- Requirements -
Write out all of the data without omission, exactly as shown.

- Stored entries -
--
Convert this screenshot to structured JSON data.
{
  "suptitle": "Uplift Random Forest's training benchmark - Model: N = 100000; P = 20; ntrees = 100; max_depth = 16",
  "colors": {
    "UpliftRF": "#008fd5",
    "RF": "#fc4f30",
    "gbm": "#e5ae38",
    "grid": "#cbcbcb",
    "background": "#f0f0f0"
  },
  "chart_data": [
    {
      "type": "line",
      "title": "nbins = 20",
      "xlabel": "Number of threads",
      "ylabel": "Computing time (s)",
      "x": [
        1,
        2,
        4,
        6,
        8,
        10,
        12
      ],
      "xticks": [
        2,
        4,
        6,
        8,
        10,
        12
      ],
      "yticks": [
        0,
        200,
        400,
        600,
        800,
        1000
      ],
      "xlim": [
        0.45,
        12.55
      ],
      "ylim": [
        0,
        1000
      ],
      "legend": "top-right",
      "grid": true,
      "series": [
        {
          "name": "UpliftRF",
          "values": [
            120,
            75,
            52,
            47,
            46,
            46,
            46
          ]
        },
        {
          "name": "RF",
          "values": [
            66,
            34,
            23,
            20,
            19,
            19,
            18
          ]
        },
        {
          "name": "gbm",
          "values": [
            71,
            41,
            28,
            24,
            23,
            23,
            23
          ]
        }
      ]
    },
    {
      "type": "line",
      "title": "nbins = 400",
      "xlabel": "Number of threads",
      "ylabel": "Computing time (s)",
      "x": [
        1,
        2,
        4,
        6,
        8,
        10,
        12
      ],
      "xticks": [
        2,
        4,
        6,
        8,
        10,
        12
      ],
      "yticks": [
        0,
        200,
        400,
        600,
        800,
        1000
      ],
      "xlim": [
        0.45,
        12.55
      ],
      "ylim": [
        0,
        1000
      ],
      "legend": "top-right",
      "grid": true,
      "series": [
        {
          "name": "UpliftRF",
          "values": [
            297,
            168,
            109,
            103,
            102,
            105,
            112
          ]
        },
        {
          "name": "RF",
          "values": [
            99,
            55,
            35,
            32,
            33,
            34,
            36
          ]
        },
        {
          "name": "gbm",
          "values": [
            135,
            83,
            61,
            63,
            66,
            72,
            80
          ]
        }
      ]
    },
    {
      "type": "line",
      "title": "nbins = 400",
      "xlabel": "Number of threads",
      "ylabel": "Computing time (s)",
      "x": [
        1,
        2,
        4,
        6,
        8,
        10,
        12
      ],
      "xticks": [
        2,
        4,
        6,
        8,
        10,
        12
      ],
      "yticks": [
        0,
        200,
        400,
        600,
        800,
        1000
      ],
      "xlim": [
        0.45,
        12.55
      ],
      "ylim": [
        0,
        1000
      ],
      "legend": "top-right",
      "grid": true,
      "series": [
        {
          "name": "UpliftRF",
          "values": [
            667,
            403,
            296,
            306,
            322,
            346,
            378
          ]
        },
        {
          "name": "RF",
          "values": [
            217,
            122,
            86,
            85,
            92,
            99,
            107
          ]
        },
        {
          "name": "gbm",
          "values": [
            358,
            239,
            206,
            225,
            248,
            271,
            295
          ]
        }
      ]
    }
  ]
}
--
- Final result -
Convert this screenshot to structured JSON data.
{
  "suptitle": "Uplift Random Forest's training benchmark - Model: N = 100000; P = 20; ntrees = 100; max_depth = 16",
  "colors": {
    "UpliftRF": "#008fd5",
    "RF": "#fc4f30",
    "gbm": "#e5ae38",
    "grid": "#cbcbcb",
    "background": "#f0f0f0"
  },
  "chart_data": [
    {
      "type": "line",
      "title": "nbins = 20",
      "xlabel": "Number of threads",
      "ylabel": "Computing time (s)",
      "x": [
        1,
        2,
        4,
        6,
        8,
        10,
        12
      ],
      "xticks": [
        2,
        4,
        6,
        8,
        10,
        12
      ],
      "yticks": [
        0,
        200,
        400,
        600,
        800,
        1000
      ],
      "xlim": [
        0.45,
        12.55
      ],
      "ylim": [
        0,
        1000
      ],
      "legend": "top-right",
      "grid": true,
      "series": [
        {
          "name": "UpliftRF",
          "values": [
            120,
            75,
            52,
            47,
            46,
            46,
            46
          ]
        },
        {
          "name": "RF",
          "values": [
            66,
            34,
            23,
            20,
            19,
            19,
            18
          ]
        },
        {
          "name": "gbm",
          "values": [
            71,
            41,
            28,
            24,
            23,
            23,
            23
          ]
        }
      ]
    },
    {
      "type": "line",
      "title": "nbins = 400",
      "xlabel": "Number of threads",
      "ylabel": "Computing time (s)",
      "x": [
        1,
        2,
        4,
        6,
        8,
        10,
        12
      ],
      "xticks": [
        2,
        4,
        6,
        8,
        10,
        12
      ],
      "yticks": [
        0,
        200,
        400,
        600,
        800,
        1000
      ],
      "xlim": [
        0.45,
        12.55
      ],
      "ylim": [
        0,
        1000
      ],
      "legend": "top-right",
      "grid": true,
      "series": [
        {
          "name": "UpliftRF",
          "values": [
            297,
            168,
            109,
            103,
            102,
            105,
            112
          ]
        },
        {
          "name": "RF",
          "values": [
            99,
            55,
            35,
            32,
            33,
            34,
            36
          ]
        },
        {
          "name": "gbm",
          "values": [
            135,
            83,
            61,
            63,
            66,
            72,
            80
          ]
        }
      ]
    },
    {
      "type": "line",
      "title": "nbins = 400",
      "xlabel": "Number of threads",
      "ylabel": "Computing time (s)",
      "x": [
        1,
        2,
        4,
        6,
        8,
        10,
        12
      ],
      "xticks": [
        2,
        4,
        6,
        8,
        10,
        12
      ],
      "yticks": [
        0,
        200,
        400,
        600,
        800,
        1000
      ],
      "xlim": [
        0.45,
        12.55
      ],
      "ylim": [
        0,
        1000
      ],
      "legend": "top-right",
      "grid": true,
      "series": [
        {
          "name": "UpliftRF",
          "values": [
            667,
            403,
            296,
            306,
            322,
            346,
            378
          ]
        },
        {
          "name": "RF",
          "values": [
            217,
            122,
            86,
            85,
            92,
            99,
            107
          ]
        },
        {
          "name": "gbm",
          "values": [
            358,
            239,
            206,
            225,
            248,
            271,
            295
          ]
        }
      ]
    }
  ]
}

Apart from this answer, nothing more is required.